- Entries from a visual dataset
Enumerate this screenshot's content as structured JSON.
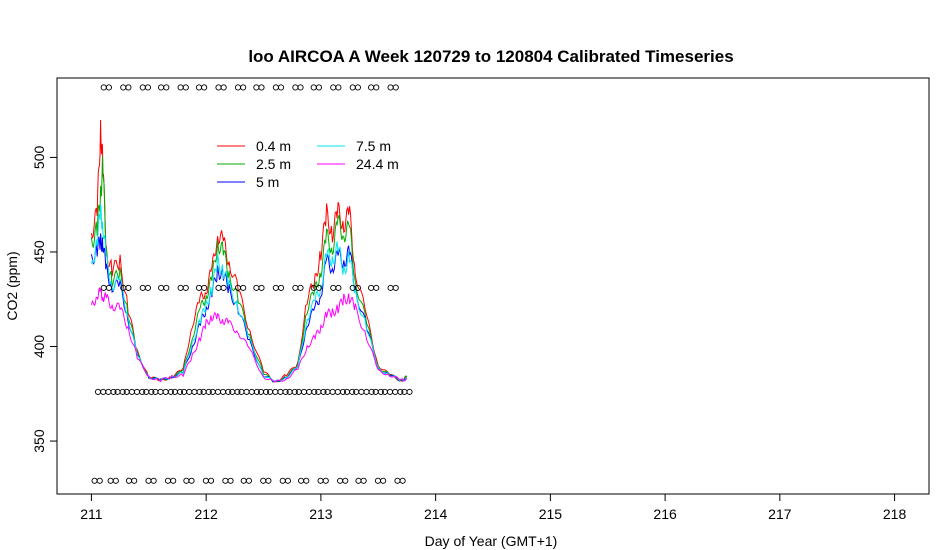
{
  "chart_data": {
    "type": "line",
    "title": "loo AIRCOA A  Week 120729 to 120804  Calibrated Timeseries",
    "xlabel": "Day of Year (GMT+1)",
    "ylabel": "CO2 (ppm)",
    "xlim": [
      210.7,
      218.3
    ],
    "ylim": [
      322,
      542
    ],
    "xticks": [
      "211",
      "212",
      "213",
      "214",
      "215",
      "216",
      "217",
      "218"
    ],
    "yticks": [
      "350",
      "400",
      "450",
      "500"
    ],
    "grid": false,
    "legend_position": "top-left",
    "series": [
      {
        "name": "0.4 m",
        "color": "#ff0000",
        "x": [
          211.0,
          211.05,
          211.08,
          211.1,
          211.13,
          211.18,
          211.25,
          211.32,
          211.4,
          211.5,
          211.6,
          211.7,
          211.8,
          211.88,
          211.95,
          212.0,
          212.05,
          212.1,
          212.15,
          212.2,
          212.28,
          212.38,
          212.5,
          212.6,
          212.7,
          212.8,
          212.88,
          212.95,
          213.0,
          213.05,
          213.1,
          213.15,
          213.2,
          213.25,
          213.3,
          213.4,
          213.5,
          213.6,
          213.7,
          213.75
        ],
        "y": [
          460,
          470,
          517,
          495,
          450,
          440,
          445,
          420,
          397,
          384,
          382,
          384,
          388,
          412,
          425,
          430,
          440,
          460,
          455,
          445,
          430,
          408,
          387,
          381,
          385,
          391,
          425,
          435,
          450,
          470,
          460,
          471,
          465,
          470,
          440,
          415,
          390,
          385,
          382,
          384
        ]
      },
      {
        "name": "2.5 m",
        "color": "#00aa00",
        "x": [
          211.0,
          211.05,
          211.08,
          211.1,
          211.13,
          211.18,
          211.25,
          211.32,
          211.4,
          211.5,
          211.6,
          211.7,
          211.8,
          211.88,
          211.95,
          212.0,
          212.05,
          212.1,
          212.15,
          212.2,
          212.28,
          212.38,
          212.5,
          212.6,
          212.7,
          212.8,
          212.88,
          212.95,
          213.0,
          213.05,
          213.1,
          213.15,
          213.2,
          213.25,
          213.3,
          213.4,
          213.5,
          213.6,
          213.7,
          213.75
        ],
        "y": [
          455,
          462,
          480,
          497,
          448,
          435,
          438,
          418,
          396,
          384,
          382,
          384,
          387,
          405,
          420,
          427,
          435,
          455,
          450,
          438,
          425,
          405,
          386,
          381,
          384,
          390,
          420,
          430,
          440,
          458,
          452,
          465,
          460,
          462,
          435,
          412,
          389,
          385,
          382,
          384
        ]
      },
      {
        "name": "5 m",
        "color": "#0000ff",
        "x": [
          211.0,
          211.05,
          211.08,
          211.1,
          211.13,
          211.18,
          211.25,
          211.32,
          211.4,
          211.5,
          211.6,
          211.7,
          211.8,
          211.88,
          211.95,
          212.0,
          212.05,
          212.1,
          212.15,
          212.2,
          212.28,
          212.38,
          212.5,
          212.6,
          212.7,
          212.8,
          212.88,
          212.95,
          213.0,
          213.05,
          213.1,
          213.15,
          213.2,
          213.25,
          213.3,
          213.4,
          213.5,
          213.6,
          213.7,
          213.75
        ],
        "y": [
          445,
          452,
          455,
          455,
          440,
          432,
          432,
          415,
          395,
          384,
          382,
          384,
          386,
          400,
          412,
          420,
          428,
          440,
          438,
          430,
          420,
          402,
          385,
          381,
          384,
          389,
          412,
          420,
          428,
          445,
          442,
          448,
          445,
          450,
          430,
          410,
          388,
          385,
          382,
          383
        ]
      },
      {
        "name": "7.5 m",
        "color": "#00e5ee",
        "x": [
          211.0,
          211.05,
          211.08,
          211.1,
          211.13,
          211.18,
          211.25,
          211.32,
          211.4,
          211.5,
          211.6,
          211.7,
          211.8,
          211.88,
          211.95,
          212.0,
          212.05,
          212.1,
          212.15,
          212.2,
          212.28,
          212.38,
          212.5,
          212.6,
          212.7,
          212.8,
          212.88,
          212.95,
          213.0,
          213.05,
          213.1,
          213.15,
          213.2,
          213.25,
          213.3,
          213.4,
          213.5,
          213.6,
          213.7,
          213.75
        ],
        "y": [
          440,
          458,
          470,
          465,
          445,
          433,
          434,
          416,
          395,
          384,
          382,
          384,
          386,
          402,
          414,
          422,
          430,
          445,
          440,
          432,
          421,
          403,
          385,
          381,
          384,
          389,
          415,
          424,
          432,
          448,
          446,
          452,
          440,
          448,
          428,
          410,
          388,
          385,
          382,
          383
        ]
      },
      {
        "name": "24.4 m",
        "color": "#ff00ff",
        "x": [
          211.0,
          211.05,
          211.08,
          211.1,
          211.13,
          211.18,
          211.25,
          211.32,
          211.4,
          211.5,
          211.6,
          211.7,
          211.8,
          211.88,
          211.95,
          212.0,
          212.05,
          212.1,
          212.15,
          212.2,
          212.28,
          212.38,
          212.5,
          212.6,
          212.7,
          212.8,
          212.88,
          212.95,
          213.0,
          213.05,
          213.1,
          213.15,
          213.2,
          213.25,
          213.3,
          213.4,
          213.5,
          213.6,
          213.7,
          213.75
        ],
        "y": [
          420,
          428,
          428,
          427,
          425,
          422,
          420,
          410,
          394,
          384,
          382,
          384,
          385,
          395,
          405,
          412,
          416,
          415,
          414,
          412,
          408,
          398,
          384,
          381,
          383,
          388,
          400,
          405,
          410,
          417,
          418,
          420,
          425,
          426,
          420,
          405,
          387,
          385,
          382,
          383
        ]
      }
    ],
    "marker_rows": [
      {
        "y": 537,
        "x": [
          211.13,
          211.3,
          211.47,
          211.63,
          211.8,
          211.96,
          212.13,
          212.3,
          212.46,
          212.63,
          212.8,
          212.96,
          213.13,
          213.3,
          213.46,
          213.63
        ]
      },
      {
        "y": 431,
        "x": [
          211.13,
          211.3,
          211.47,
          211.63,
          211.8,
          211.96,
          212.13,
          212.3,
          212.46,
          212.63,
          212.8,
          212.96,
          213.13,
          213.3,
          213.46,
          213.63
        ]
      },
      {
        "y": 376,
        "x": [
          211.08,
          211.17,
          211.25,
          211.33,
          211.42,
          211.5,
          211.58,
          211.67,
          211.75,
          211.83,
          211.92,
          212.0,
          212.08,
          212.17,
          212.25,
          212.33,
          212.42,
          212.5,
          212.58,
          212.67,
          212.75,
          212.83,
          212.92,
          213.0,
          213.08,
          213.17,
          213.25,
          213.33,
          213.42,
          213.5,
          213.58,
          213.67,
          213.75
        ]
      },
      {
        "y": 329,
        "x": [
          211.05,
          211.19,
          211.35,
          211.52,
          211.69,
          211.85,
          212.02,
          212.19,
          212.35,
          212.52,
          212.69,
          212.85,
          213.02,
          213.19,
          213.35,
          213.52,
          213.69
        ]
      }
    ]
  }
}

- PROBLEM DESCRIPTION
From the entries, copy out each line containing the word "color".

- CORRECT RESPONSE
        "color": "#ff0000",
        "color": "#00aa00",
        "color": "#0000ff",
        "color": "#00e5ee",
        "color": "#ff00ff",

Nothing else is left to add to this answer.